## [Materials provided]
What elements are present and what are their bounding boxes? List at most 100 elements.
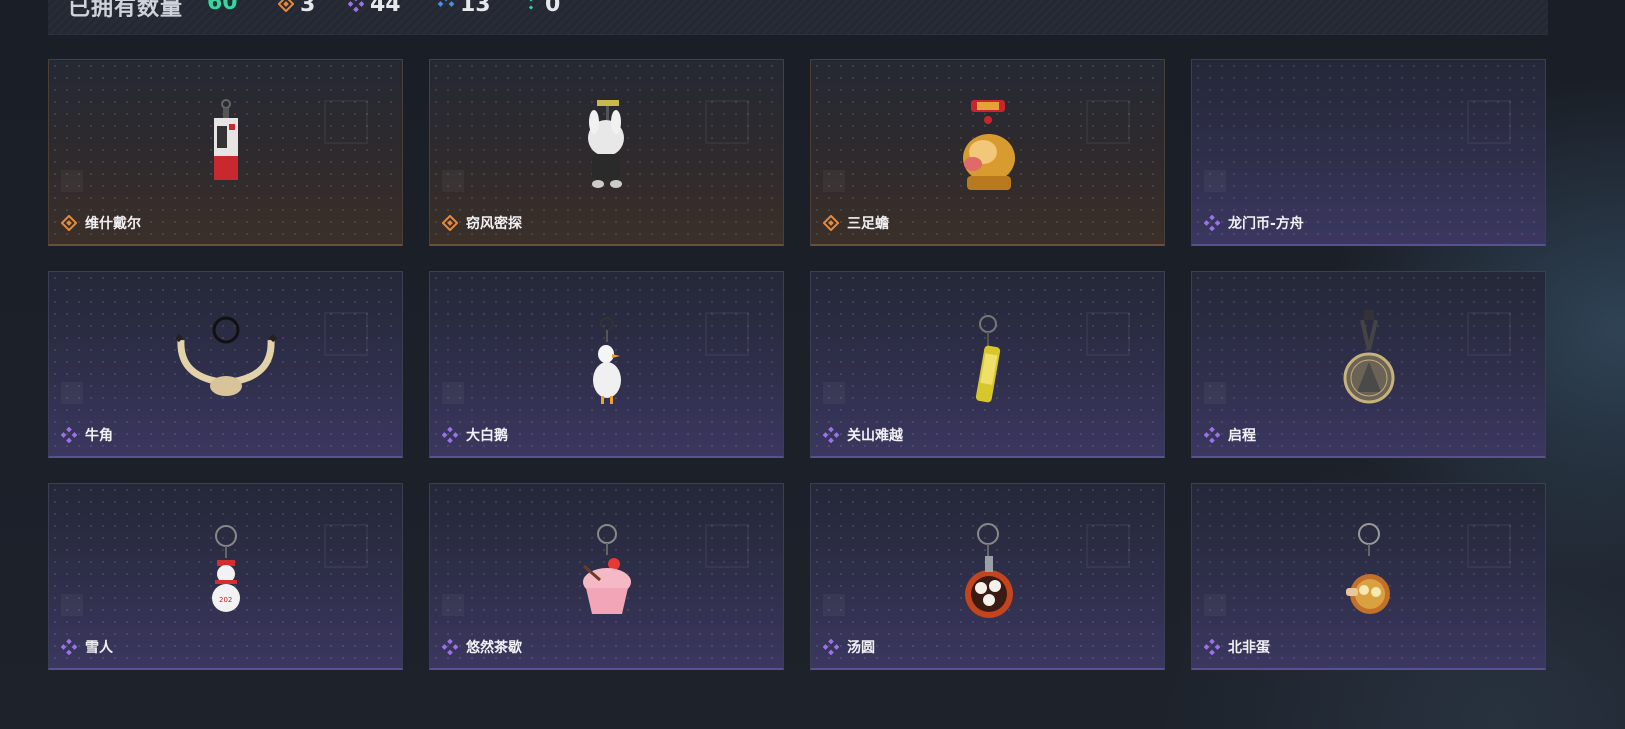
keychain-yellow-tube-charm-icon	[943, 310, 1033, 420]
keychain-card[interactable]: 悠然茶歇	[429, 483, 784, 670]
keychain-card[interactable]: 维什戴尔	[48, 59, 403, 246]
purple-rarity-icon	[823, 427, 839, 443]
card-decoration	[705, 524, 749, 568]
keychain-goose-charm-icon	[562, 310, 652, 420]
card-decoration	[324, 524, 368, 568]
svg-text:202: 202	[219, 596, 232, 604]
card-decoration	[1204, 594, 1226, 616]
keychain-card[interactable]: 龙门币-方舟	[1191, 59, 1546, 246]
purple-rarity-icon	[442, 427, 458, 443]
keychain-name: 大白鹅	[466, 428, 508, 444]
purple-rarity-icon	[1204, 427, 1220, 443]
card-decoration	[442, 594, 464, 616]
keychain-card[interactable]: 202 雪人	[48, 483, 403, 670]
keychain-white-figure-charm-icon	[562, 98, 652, 208]
keychain-shakshuka-pan-charm-icon	[1324, 522, 1414, 632]
keychain-tangyuan-bowl-charm-icon	[943, 522, 1033, 632]
purple-rarity-icon	[348, 0, 364, 12]
card-decoration	[1467, 100, 1511, 144]
card-decoration	[1467, 524, 1511, 568]
card-label: 关山难越	[823, 426, 903, 444]
card-label: 牛角	[61, 426, 113, 444]
owned-count-total: 60	[207, 0, 238, 15]
keychain-card[interactable]: 三足蟾	[810, 59, 1165, 246]
card-decoration	[1204, 382, 1226, 404]
keychain-card[interactable]: 牛角	[48, 271, 403, 458]
card-label: 悠然茶歇	[442, 638, 522, 656]
card-decoration	[1086, 312, 1130, 356]
green-count: 0	[545, 0, 561, 17]
card-decoration	[823, 382, 845, 404]
purple-count-stat: 44	[348, 0, 401, 17]
blue-count: 13	[460, 0, 491, 17]
card-decoration	[324, 312, 368, 356]
blue-rarity-icon	[438, 0, 454, 7]
keychain-name: 雪人	[85, 640, 113, 656]
card-decoration	[823, 594, 845, 616]
keychain-name: 维什戴尔	[85, 216, 141, 232]
card-label: 雪人	[61, 638, 113, 656]
owned-count-label: 已拥有数量	[68, 0, 184, 21]
keychain-coin-charm-icon	[1324, 98, 1414, 208]
card-label: 窃风密探	[442, 214, 522, 232]
orange-rarity-icon	[278, 0, 294, 12]
keychain-name: 牛角	[85, 428, 113, 444]
keychain-card[interactable]: 窃风密探	[429, 59, 784, 246]
card-decoration	[705, 312, 749, 356]
keychain-card[interactable]: 启程	[1191, 271, 1546, 458]
card-decoration	[61, 594, 83, 616]
purple-rarity-icon	[61, 427, 77, 443]
keychain-snowman-charm-icon: 202	[181, 522, 271, 632]
purple-rarity-icon	[1204, 215, 1220, 231]
purple-rarity-icon	[1204, 639, 1220, 655]
keychain-name: 悠然茶歇	[466, 640, 522, 656]
card-label: 北非蛋	[1204, 638, 1270, 656]
keychain-name: 三足蟾	[847, 216, 889, 232]
keychain-cupcake-charm-icon	[562, 522, 652, 632]
keychain-name: 龙门币-方舟	[1228, 216, 1304, 232]
card-label: 汤圆	[823, 638, 875, 656]
card-decoration	[61, 382, 83, 404]
keychain-golden-toad-charm-icon	[943, 98, 1033, 208]
purple-rarity-icon	[61, 639, 77, 655]
keychain-card[interactable]: 关山难越	[810, 271, 1165, 458]
keychain-card[interactable]: 北非蛋	[1191, 483, 1546, 670]
card-decoration	[1204, 170, 1226, 192]
purple-rarity-icon	[442, 639, 458, 655]
orange-rarity-icon	[823, 215, 839, 231]
orange-rarity-icon	[442, 215, 458, 231]
purple-count: 44	[370, 0, 401, 17]
keychain-name: 窃风密探	[466, 216, 522, 232]
keychain-name: 启程	[1228, 428, 1256, 444]
keychain-card[interactable]: 汤圆	[810, 483, 1165, 670]
keychain-name: 关山难越	[847, 428, 903, 444]
orange-count-stat: 3	[278, 0, 316, 17]
card-decoration	[823, 170, 845, 192]
keychain-name: 汤圆	[847, 640, 875, 656]
card-decoration	[1086, 524, 1130, 568]
keychain-name: 北非蛋	[1228, 640, 1270, 656]
blue-count-stat: 13	[438, 0, 491, 17]
green-count-stat: 0	[523, 0, 561, 17]
keychain-card-charm-icon	[181, 98, 271, 208]
card-decoration	[324, 100, 368, 144]
keychain-medal-charm-icon	[1324, 310, 1414, 420]
card-label: 维什戴尔	[61, 214, 141, 232]
card-label: 龙门币-方舟	[1204, 214, 1304, 232]
purple-rarity-icon	[823, 639, 839, 655]
stats-bar	[48, 0, 1548, 35]
orange-rarity-icon	[61, 215, 77, 231]
card-label: 启程	[1204, 426, 1256, 444]
card-decoration	[442, 170, 464, 192]
card-decoration	[61, 170, 83, 192]
card-decoration	[1086, 100, 1130, 144]
orange-count: 3	[300, 0, 316, 17]
card-label: 大白鹅	[442, 426, 508, 444]
keychain-card[interactable]: 大白鹅	[429, 271, 784, 458]
card-decoration	[1467, 312, 1511, 356]
keychain-horns-charm-icon	[174, 310, 277, 420]
card-decoration	[705, 100, 749, 144]
card-decoration	[442, 382, 464, 404]
card-label: 三足蟾	[823, 214, 889, 232]
green-rarity-icon	[528, 0, 534, 10]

## [Do this]
Reproduce every line of the records above without alteration, but omit the pictures.

## [Task solution]
What elements are present and what are their bounding boxes? List at most 100 elements.
keychain-yellow-tube-charm-icon	[943, 310, 1033, 420]
keychain-card[interactable]: 悠然茶歇	[429, 483, 784, 670]
keychain-card[interactable]: 维什戴尔	[48, 59, 403, 246]
purple-rarity-icon	[823, 427, 839, 443]
card-decoration	[705, 524, 749, 568]
keychain-goose-charm-icon	[562, 310, 652, 420]
card-decoration	[324, 524, 368, 568]
svg-text:202: 202	[219, 596, 232, 604]
card-decoration	[1204, 594, 1226, 616]
keychain-card[interactable]: 龙门币-方舟	[1191, 59, 1546, 246]
purple-rarity-icon	[442, 427, 458, 443]
keychain-name: 大白鹅	[466, 428, 508, 444]
purple-rarity-icon	[1204, 427, 1220, 443]
card-decoration	[442, 594, 464, 616]
keychain-card[interactable]: 202 雪人	[48, 483, 403, 670]
keychain-white-figure-charm-icon	[562, 98, 652, 208]
keychain-shakshuka-pan-charm-icon	[1324, 522, 1414, 632]
keychain-tangyuan-bowl-charm-icon	[943, 522, 1033, 632]
purple-rarity-icon	[348, 0, 364, 12]
card-decoration	[1467, 100, 1511, 144]
card-decoration	[1467, 524, 1511, 568]
card-label: 关山难越	[823, 426, 903, 444]
card-label: 牛角	[61, 426, 113, 444]
owned-count-total: 60	[207, 0, 238, 15]
keychain-card[interactable]: 三足蟾	[810, 59, 1165, 246]
card-decoration	[1204, 382, 1226, 404]
keychain-card[interactable]: 牛角	[48, 271, 403, 458]
card-label: 悠然茶歇	[442, 638, 522, 656]
card-decoration	[1086, 312, 1130, 356]
green-count: 0	[545, 0, 561, 17]
card-decoration	[823, 382, 845, 404]
purple-count-stat: 44	[348, 0, 401, 17]
blue-count: 13	[460, 0, 491, 17]
card-decoration	[324, 312, 368, 356]
blue-rarity-icon	[438, 0, 454, 7]
keychain-name: 雪人	[85, 640, 113, 656]
card-decoration	[823, 594, 845, 616]
keychain-name: 维什戴尔	[85, 216, 141, 232]
card-label: 雪人	[61, 638, 113, 656]
owned-count-label: 已拥有数量	[68, 0, 184, 21]
keychain-coin-charm-icon	[1324, 98, 1414, 208]
card-label: 窃风密探	[442, 214, 522, 232]
orange-rarity-icon	[278, 0, 294, 12]
keychain-name: 牛角	[85, 428, 113, 444]
keychain-card[interactable]: 窃风密探	[429, 59, 784, 246]
card-decoration	[705, 312, 749, 356]
keychain-card[interactable]: 启程	[1191, 271, 1546, 458]
card-decoration	[61, 594, 83, 616]
purple-rarity-icon	[61, 427, 77, 443]
keychain-snowman-charm-icon: 202	[181, 522, 271, 632]
purple-rarity-icon	[1204, 215, 1220, 231]
purple-rarity-icon	[1204, 639, 1220, 655]
keychain-name: 悠然茶歇	[466, 640, 522, 656]
card-label: 北非蛋	[1204, 638, 1270, 656]
keychain-name: 三足蟾	[847, 216, 889, 232]
keychain-cupcake-charm-icon	[562, 522, 652, 632]
keychain-name: 龙门币-方舟	[1228, 216, 1304, 232]
card-label: 汤圆	[823, 638, 875, 656]
card-decoration	[61, 382, 83, 404]
keychain-golden-toad-charm-icon	[943, 98, 1033, 208]
purple-rarity-icon	[61, 639, 77, 655]
keychain-card[interactable]: 关山难越	[810, 271, 1165, 458]
keychain-card[interactable]: 北非蛋	[1191, 483, 1546, 670]
card-decoration	[1204, 170, 1226, 192]
purple-rarity-icon	[442, 639, 458, 655]
orange-rarity-icon	[823, 215, 839, 231]
orange-rarity-icon	[442, 215, 458, 231]
purple-count: 44	[370, 0, 401, 17]
keychain-name: 窃风密探	[466, 216, 522, 232]
keychain-name: 启程	[1228, 428, 1256, 444]
keychain-card[interactable]: 汤圆	[810, 483, 1165, 670]
keychain-name: 关山难越	[847, 428, 903, 444]
orange-count-stat: 3	[278, 0, 316, 17]
card-decoration	[823, 170, 845, 192]
keychain-name: 汤圆	[847, 640, 875, 656]
card-decoration	[1086, 524, 1130, 568]
keychain-name: 北非蛋	[1228, 640, 1270, 656]
blue-count-stat: 13	[438, 0, 491, 17]
green-count-stat: 0	[523, 0, 561, 17]
keychain-card-charm-icon	[181, 98, 271, 208]
card-decoration	[324, 100, 368, 144]
keychain-medal-charm-icon	[1324, 310, 1414, 420]
card-label: 维什戴尔	[61, 214, 141, 232]
card-label: 龙门币-方舟	[1204, 214, 1304, 232]
purple-rarity-icon	[823, 639, 839, 655]
stats-bar	[48, 0, 1548, 35]
orange-rarity-icon	[61, 215, 77, 231]
card-label: 启程	[1204, 426, 1256, 444]
card-decoration	[442, 170, 464, 192]
card-decoration	[61, 170, 83, 192]
card-decoration	[1086, 100, 1130, 144]
orange-count: 3	[300, 0, 316, 17]
card-label: 大白鹅	[442, 426, 508, 444]
keychain-card[interactable]: 大白鹅	[429, 271, 784, 458]
card-decoration	[1467, 312, 1511, 356]
keychain-horns-charm-icon	[174, 310, 277, 420]
card-decoration	[705, 100, 749, 144]
card-decoration	[442, 382, 464, 404]
card-label: 三足蟾	[823, 214, 889, 232]
green-rarity-icon	[528, 0, 534, 10]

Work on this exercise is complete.